What to produce: Write out the lines exactly as they appear, starting at the beginning of the material and ending at the line that contains "box-word-label: Box (1713, 290, 1732, 302)", with both of those lines included.

-- Record excerpts start --

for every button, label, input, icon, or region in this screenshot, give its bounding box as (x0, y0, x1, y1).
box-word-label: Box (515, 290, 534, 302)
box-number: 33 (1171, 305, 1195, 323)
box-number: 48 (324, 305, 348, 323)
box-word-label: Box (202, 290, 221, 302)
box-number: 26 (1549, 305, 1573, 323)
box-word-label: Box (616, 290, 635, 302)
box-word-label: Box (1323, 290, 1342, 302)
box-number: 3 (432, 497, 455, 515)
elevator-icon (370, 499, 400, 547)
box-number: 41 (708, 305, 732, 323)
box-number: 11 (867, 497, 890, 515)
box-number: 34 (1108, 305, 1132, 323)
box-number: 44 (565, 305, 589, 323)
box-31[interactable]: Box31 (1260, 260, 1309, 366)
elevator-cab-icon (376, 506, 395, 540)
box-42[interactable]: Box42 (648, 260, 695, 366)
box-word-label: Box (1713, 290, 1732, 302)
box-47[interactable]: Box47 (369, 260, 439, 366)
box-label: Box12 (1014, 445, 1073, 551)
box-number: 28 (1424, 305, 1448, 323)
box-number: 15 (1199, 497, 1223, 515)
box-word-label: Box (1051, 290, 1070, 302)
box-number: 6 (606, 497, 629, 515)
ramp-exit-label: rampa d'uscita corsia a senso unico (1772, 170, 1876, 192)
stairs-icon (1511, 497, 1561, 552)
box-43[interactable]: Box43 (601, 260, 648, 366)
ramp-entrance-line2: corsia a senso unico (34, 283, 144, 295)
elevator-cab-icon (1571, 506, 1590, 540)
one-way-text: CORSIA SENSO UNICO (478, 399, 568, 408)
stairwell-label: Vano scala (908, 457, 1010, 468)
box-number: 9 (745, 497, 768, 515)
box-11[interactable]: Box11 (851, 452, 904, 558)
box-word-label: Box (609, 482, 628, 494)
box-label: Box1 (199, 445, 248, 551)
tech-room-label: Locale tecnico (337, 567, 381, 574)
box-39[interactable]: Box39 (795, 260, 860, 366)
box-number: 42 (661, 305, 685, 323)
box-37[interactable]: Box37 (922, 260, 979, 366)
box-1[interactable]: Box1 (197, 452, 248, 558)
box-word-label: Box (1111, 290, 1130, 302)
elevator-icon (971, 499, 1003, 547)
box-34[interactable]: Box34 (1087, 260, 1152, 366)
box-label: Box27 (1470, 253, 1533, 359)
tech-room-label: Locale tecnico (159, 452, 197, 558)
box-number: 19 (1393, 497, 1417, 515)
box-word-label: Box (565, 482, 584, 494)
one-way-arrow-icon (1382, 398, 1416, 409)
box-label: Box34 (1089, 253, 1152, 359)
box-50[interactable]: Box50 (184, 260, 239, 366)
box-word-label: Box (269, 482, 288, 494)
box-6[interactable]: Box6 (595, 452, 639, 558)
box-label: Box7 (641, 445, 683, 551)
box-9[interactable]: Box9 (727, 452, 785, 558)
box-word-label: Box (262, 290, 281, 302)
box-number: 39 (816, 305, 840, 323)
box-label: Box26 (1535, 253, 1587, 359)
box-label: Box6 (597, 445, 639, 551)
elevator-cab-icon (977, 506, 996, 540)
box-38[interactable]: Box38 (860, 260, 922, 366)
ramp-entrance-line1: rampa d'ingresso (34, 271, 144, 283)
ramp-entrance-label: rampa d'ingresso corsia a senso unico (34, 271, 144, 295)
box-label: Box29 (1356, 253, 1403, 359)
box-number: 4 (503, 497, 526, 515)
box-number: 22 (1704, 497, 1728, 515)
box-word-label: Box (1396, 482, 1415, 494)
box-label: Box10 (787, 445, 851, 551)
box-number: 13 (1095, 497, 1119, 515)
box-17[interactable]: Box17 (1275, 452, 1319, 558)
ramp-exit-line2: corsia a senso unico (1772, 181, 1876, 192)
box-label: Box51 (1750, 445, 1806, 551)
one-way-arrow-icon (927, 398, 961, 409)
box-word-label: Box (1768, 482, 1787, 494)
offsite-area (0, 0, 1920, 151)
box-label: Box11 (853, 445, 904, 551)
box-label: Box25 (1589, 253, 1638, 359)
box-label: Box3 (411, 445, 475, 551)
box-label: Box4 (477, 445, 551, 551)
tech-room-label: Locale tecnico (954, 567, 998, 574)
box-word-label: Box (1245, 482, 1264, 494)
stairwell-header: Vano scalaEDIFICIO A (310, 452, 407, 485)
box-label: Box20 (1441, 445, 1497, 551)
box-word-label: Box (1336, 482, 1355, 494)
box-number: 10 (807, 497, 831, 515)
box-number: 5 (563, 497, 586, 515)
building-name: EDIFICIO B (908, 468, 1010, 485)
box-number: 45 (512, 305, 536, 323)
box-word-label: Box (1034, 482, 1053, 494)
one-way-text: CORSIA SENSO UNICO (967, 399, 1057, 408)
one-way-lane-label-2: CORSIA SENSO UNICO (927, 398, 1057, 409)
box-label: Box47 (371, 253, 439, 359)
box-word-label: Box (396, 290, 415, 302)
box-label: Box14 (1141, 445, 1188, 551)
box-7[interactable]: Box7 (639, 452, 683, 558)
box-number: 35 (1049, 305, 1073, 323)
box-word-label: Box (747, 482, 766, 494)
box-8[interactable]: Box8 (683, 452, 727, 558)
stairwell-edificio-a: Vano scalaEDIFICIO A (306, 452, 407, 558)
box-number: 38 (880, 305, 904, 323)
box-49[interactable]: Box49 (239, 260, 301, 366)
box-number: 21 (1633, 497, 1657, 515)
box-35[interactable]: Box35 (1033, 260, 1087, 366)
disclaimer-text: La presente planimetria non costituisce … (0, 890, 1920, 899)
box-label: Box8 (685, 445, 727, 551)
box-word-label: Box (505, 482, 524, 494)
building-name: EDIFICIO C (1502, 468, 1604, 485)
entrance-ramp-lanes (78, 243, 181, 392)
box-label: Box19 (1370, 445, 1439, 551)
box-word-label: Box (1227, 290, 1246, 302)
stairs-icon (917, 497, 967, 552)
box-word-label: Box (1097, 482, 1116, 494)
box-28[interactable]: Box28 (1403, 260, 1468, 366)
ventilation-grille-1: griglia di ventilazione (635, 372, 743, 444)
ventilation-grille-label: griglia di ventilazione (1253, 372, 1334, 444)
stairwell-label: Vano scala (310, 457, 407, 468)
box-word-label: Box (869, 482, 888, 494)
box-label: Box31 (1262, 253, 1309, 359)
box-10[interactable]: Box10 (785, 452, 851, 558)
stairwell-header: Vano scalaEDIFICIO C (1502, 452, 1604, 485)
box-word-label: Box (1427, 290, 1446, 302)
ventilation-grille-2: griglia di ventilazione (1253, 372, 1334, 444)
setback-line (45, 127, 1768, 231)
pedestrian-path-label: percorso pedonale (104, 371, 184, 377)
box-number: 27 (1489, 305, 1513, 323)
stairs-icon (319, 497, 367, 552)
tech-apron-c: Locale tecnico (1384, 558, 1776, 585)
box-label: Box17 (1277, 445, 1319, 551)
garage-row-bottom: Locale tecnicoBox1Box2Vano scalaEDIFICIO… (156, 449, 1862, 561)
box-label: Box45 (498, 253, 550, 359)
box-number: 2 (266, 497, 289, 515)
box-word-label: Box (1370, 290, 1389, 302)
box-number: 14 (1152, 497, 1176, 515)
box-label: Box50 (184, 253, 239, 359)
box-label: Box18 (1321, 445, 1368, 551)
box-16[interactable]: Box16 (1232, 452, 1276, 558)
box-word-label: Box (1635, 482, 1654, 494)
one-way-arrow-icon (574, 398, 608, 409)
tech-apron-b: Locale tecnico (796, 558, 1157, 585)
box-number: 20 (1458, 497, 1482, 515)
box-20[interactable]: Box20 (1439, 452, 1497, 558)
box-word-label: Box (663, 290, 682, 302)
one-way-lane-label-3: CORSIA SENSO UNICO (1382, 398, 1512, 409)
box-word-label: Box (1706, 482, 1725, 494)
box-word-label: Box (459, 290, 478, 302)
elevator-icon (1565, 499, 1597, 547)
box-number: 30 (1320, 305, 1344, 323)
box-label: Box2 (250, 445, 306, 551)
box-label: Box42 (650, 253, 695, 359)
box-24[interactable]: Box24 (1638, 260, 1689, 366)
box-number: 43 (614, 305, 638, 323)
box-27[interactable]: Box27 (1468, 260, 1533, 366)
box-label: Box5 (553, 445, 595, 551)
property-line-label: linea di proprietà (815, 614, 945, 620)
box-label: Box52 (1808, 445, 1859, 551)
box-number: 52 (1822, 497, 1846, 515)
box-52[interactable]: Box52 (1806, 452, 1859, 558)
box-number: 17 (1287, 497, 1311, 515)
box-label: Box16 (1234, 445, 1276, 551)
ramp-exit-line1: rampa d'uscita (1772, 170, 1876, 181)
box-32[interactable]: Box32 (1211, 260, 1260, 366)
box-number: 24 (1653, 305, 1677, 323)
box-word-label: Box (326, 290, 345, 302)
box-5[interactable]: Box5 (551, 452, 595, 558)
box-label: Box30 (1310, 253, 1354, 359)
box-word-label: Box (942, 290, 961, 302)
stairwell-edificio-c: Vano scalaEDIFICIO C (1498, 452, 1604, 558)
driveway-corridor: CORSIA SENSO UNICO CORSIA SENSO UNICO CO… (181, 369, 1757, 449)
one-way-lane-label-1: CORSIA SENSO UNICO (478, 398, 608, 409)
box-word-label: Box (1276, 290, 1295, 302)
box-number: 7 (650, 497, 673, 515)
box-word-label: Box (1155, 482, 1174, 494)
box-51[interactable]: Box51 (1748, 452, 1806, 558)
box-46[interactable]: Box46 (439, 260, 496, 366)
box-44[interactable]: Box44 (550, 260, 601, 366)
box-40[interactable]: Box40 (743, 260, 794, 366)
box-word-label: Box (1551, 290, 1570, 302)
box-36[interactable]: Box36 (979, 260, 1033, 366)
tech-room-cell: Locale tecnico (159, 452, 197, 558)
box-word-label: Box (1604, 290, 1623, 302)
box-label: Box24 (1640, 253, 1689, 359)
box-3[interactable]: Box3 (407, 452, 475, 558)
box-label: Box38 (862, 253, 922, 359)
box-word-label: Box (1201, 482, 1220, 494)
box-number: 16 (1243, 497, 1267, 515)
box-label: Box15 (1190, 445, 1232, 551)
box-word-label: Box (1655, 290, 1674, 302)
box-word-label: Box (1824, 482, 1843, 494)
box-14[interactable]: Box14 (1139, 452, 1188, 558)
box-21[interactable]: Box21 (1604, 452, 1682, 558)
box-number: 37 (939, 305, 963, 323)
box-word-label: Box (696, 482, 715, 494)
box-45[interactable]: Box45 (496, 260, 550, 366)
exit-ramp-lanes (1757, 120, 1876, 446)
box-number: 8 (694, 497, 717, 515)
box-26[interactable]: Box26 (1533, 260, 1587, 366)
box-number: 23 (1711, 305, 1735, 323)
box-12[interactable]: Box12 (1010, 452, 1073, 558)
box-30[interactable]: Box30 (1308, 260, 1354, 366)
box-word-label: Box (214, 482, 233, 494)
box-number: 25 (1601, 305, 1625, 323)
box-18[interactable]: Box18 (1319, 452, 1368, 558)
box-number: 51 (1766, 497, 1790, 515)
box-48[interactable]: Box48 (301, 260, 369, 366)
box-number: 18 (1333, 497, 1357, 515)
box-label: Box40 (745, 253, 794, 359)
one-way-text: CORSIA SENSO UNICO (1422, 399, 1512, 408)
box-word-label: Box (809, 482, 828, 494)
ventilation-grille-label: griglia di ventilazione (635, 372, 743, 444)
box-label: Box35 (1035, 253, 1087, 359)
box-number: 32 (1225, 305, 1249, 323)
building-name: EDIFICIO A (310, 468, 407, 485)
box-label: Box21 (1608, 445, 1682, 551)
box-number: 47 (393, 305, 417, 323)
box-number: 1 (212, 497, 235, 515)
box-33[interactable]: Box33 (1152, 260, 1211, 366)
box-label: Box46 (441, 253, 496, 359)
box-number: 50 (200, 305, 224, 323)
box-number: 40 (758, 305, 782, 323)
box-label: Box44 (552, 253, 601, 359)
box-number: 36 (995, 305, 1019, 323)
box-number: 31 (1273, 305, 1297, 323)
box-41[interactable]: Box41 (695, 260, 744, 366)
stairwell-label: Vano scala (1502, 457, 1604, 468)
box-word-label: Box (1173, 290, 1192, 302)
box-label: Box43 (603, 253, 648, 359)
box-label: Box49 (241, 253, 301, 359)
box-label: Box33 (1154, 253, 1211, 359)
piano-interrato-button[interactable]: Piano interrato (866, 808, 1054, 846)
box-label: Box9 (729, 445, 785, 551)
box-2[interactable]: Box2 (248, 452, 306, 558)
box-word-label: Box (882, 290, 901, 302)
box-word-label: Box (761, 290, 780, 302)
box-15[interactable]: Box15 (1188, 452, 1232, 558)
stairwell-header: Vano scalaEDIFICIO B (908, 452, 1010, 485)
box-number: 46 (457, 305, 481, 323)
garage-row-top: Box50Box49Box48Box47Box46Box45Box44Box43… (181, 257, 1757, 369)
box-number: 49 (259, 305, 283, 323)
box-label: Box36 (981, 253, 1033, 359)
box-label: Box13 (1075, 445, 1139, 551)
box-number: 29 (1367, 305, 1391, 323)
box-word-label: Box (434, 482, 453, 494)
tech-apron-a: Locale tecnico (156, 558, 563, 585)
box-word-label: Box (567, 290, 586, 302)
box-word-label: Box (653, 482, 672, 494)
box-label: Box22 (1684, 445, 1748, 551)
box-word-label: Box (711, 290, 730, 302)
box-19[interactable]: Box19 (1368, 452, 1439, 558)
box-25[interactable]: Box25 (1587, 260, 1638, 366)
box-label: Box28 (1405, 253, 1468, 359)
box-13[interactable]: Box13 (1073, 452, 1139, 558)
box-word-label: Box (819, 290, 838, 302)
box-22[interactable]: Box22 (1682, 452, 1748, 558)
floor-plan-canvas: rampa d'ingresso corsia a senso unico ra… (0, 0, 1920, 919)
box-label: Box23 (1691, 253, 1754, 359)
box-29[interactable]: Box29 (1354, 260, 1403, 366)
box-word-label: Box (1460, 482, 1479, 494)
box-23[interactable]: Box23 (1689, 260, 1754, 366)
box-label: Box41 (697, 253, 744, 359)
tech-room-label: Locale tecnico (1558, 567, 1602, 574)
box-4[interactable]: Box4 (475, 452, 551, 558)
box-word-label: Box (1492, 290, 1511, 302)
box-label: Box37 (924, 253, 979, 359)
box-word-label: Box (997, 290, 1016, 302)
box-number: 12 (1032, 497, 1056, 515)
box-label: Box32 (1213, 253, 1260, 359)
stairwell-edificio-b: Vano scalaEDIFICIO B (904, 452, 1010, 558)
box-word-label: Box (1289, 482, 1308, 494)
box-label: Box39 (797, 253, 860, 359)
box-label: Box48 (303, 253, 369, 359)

-- Record excerpts end --

Task answer:
for every button, label, input, icon, or region in this screenshot, give its bounding box as (x0, y0, x1, y1).
box-word-label: Box (515, 290, 534, 302)
box-number: 33 (1171, 305, 1195, 323)
box-number: 48 (324, 305, 348, 323)
box-word-label: Box (202, 290, 221, 302)
box-number: 26 (1549, 305, 1573, 323)
box-word-label: Box (616, 290, 635, 302)
box-word-label: Box (1323, 290, 1342, 302)
box-number: 3 (432, 497, 455, 515)
elevator-icon (370, 499, 400, 547)
box-number: 41 (708, 305, 732, 323)
box-number: 11 (867, 497, 890, 515)
box-number: 34 (1108, 305, 1132, 323)
box-number: 44 (565, 305, 589, 323)
box-31[interactable]: Box31 (1260, 260, 1309, 366)
elevator-cab-icon (376, 506, 395, 540)
box-42[interactable]: Box42 (648, 260, 695, 366)
box-word-label: Box (1713, 290, 1732, 302)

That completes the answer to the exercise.